*Records supplied*
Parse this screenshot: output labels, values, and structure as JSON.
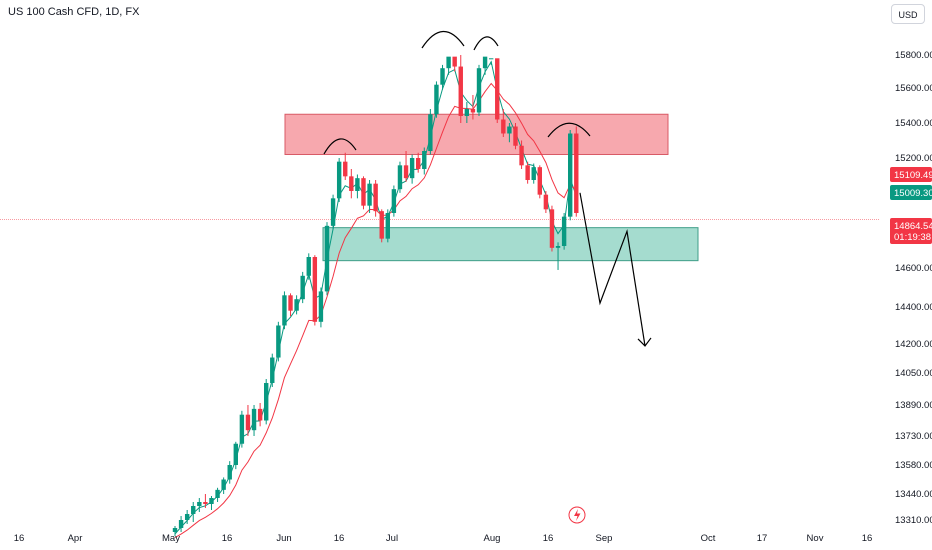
{
  "header": {
    "title": "US 100 Cash CFD, 1D, FX",
    "currency": "USD"
  },
  "colors": {
    "up": "#089981",
    "down": "#f23645",
    "ema_fast": "#089981",
    "ema_slow": "#f23645",
    "resistance_zone": "#f7a8ae",
    "support_zone": "#a5dccf"
  },
  "icons": {
    "bottom": "lightning-icon"
  },
  "chart_data": {
    "type": "candlestick",
    "y_ticks": [
      15800,
      15600,
      15400,
      15200,
      14600,
      14400,
      14200,
      14050,
      13890,
      13730,
      13580,
      13440,
      13310
    ],
    "y_tick_labels": [
      "15800.00",
      "15600.00",
      "15400.00",
      "15200.00",
      "14600.00",
      "14400.00",
      "14200.00",
      "14050.00",
      "13890.00",
      "13730.00",
      "13580.00",
      "13440.00",
      "13310.00"
    ],
    "x_tick_labels": [
      "16",
      "Apr",
      "May",
      "16",
      "Jun",
      "16",
      "Jul",
      "Aug",
      "16",
      "Sep",
      "Oct",
      "17",
      "Nov",
      "16"
    ],
    "price_tags": [
      {
        "text": "15109.49",
        "color": "#f23645",
        "value": 15109.49
      },
      {
        "text": "15009.30",
        "color": "#089981",
        "value": 15009.3
      },
      {
        "text": "14864.54",
        "text2": "01:19:38",
        "color": "#f23645",
        "value": 14864.54
      }
    ],
    "current_price": 14864.54,
    "zones": [
      {
        "name": "resistance",
        "top": 15450,
        "bottom": 15220
      },
      {
        "name": "support",
        "top": 14820,
        "bottom": 14640
      }
    ],
    "candles": [
      [
        13250,
        13280,
        13230,
        13270
      ],
      [
        13270,
        13330,
        13250,
        13310
      ],
      [
        13310,
        13360,
        13290,
        13340
      ],
      [
        13340,
        13400,
        13300,
        13380
      ],
      [
        13380,
        13420,
        13350,
        13400
      ],
      [
        13400,
        13440,
        13370,
        13390
      ],
      [
        13390,
        13430,
        13360,
        13420
      ],
      [
        13420,
        13470,
        13400,
        13460
      ],
      [
        13460,
        13520,
        13440,
        13510
      ],
      [
        13510,
        13600,
        13490,
        13580
      ],
      [
        13580,
        13700,
        13560,
        13690
      ],
      [
        13690,
        13860,
        13670,
        13840
      ],
      [
        13840,
        13890,
        13730,
        13760
      ],
      [
        13760,
        13890,
        13730,
        13870
      ],
      [
        13870,
        13900,
        13780,
        13810
      ],
      [
        13810,
        14020,
        13790,
        14000
      ],
      [
        14000,
        14150,
        13980,
        14130
      ],
      [
        14130,
        14320,
        14110,
        14300
      ],
      [
        14300,
        14480,
        14280,
        14460
      ],
      [
        14460,
        14470,
        14350,
        14380
      ],
      [
        14380,
        14460,
        14360,
        14440
      ],
      [
        14440,
        14580,
        14420,
        14560
      ],
      [
        14560,
        14680,
        14540,
        14660
      ],
      [
        14660,
        14670,
        14300,
        14320
      ],
      [
        14320,
        14500,
        14290,
        14480
      ],
      [
        14480,
        14850,
        14460,
        14830
      ],
      [
        14830,
        15000,
        14810,
        14980
      ],
      [
        14980,
        15200,
        14960,
        15180
      ],
      [
        15180,
        15230,
        15080,
        15100
      ],
      [
        15100,
        15140,
        14980,
        15020
      ],
      [
        15020,
        15110,
        14980,
        15090
      ],
      [
        15090,
        15100,
        14920,
        14940
      ],
      [
        14940,
        15080,
        14900,
        15060
      ],
      [
        15060,
        15080,
        14880,
        14910
      ],
      [
        14910,
        14920,
        14740,
        14760
      ],
      [
        14760,
        14920,
        14740,
        14900
      ],
      [
        14900,
        15050,
        14880,
        15030
      ],
      [
        15030,
        15180,
        15010,
        15160
      ],
      [
        15160,
        15240,
        15070,
        15090
      ],
      [
        15090,
        15220,
        15060,
        15200
      ],
      [
        15200,
        15230,
        15120,
        15140
      ],
      [
        15140,
        15260,
        15110,
        15240
      ],
      [
        15240,
        15480,
        15220,
        15450
      ],
      [
        15450,
        15640,
        15430,
        15620
      ],
      [
        15620,
        15740,
        15590,
        15720
      ],
      [
        15720,
        15820,
        15680,
        15790
      ],
      [
        15790,
        15860,
        15700,
        15730
      ],
      [
        15730,
        15800,
        15400,
        15440
      ],
      [
        15440,
        15520,
        15400,
        15480
      ],
      [
        15480,
        15560,
        15420,
        15460
      ],
      [
        15460,
        15740,
        15440,
        15720
      ],
      [
        15720,
        15820,
        15680,
        15790
      ],
      [
        15790,
        15860,
        15760,
        15820
      ],
      [
        15820,
        15840,
        15400,
        15420
      ],
      [
        15420,
        15480,
        15320,
        15340
      ],
      [
        15340,
        15400,
        15290,
        15380
      ],
      [
        15380,
        15400,
        15250,
        15270
      ],
      [
        15270,
        15300,
        15140,
        15160
      ],
      [
        15160,
        15180,
        15060,
        15080
      ],
      [
        15080,
        15170,
        15060,
        15150
      ],
      [
        15150,
        15160,
        14980,
        15000
      ],
      [
        15000,
        15020,
        14900,
        14920
      ],
      [
        14920,
        14940,
        14690,
        14710
      ],
      [
        14710,
        14740,
        14590,
        14720
      ],
      [
        14720,
        14900,
        14700,
        14880
      ],
      [
        14880,
        15360,
        14860,
        15340
      ],
      [
        15340,
        15380,
        14880,
        14900
      ]
    ],
    "projection": [
      [
        15010,
        null
      ],
      [
        14420,
        null
      ],
      [
        14800,
        null
      ],
      [
        14190,
        null
      ]
    ]
  }
}
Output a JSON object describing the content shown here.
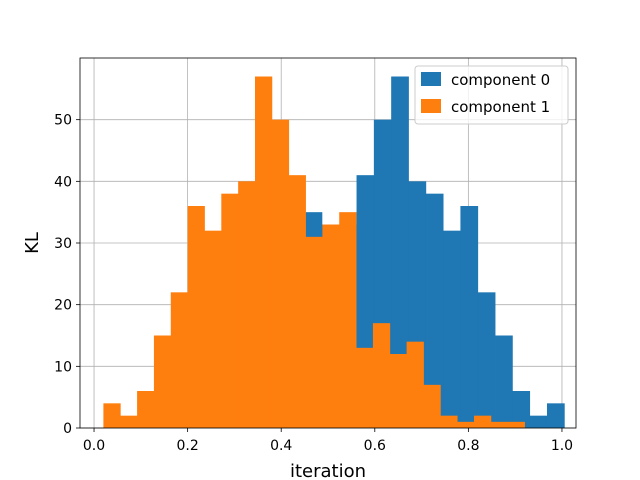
{
  "chart_data": {
    "type": "bar",
    "xlabel": "iteration",
    "ylabel": "KL",
    "xlim": [
      -0.03,
      1.03
    ],
    "ylim": [
      0,
      60
    ],
    "xticks": [
      "0.0",
      "0.2",
      "0.4",
      "0.6",
      "0.8",
      "1.0"
    ],
    "yticks": [
      "0",
      "10",
      "20",
      "30",
      "40",
      "50"
    ],
    "grid": true,
    "legend_position": "top-right",
    "series": [
      {
        "name": "component 0",
        "color": "#1f77b4",
        "bins": [
          [
            0.45,
            0.487,
            35
          ],
          [
            0.487,
            0.524,
            33
          ],
          [
            0.524,
            0.561,
            33
          ],
          [
            0.561,
            0.598,
            41
          ],
          [
            0.598,
            0.635,
            50
          ],
          [
            0.635,
            0.672,
            57
          ],
          [
            0.672,
            0.709,
            40
          ],
          [
            0.709,
            0.746,
            38
          ],
          [
            0.746,
            0.783,
            32
          ],
          [
            0.783,
            0.82,
            36
          ],
          [
            0.82,
            0.857,
            22
          ],
          [
            0.857,
            0.894,
            15
          ],
          [
            0.894,
            0.931,
            6
          ],
          [
            0.931,
            0.968,
            2
          ],
          [
            0.968,
            1.005,
            4
          ]
        ]
      },
      {
        "name": "component 1",
        "color": "#ff7f0e",
        "bins": [
          [
            0.02,
            0.056,
            4
          ],
          [
            0.056,
            0.092,
            2
          ],
          [
            0.092,
            0.128,
            6
          ],
          [
            0.128,
            0.164,
            15
          ],
          [
            0.164,
            0.2,
            22
          ],
          [
            0.2,
            0.236,
            36
          ],
          [
            0.236,
            0.272,
            32
          ],
          [
            0.272,
            0.308,
            38
          ],
          [
            0.308,
            0.344,
            40
          ],
          [
            0.344,
            0.38,
            57
          ],
          [
            0.38,
            0.416,
            50
          ],
          [
            0.416,
            0.452,
            41
          ],
          [
            0.452,
            0.488,
            31
          ],
          [
            0.488,
            0.524,
            33
          ],
          [
            0.524,
            0.56,
            35
          ],
          [
            0.56,
            0.596,
            13
          ],
          [
            0.596,
            0.632,
            17
          ],
          [
            0.632,
            0.668,
            12
          ],
          [
            0.668,
            0.704,
            14
          ],
          [
            0.704,
            0.74,
            7
          ],
          [
            0.74,
            0.776,
            2
          ],
          [
            0.776,
            0.812,
            1
          ],
          [
            0.812,
            0.848,
            2
          ],
          [
            0.848,
            0.884,
            1
          ],
          [
            0.884,
            0.92,
            1
          ]
        ]
      }
    ]
  }
}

*What is needed*
Return only those lines of the records that contain the string "JSON".

*Task response*
Parse this screenshot: output labels, values, and structure as JSON.
Output a JSON object describing the content shown here.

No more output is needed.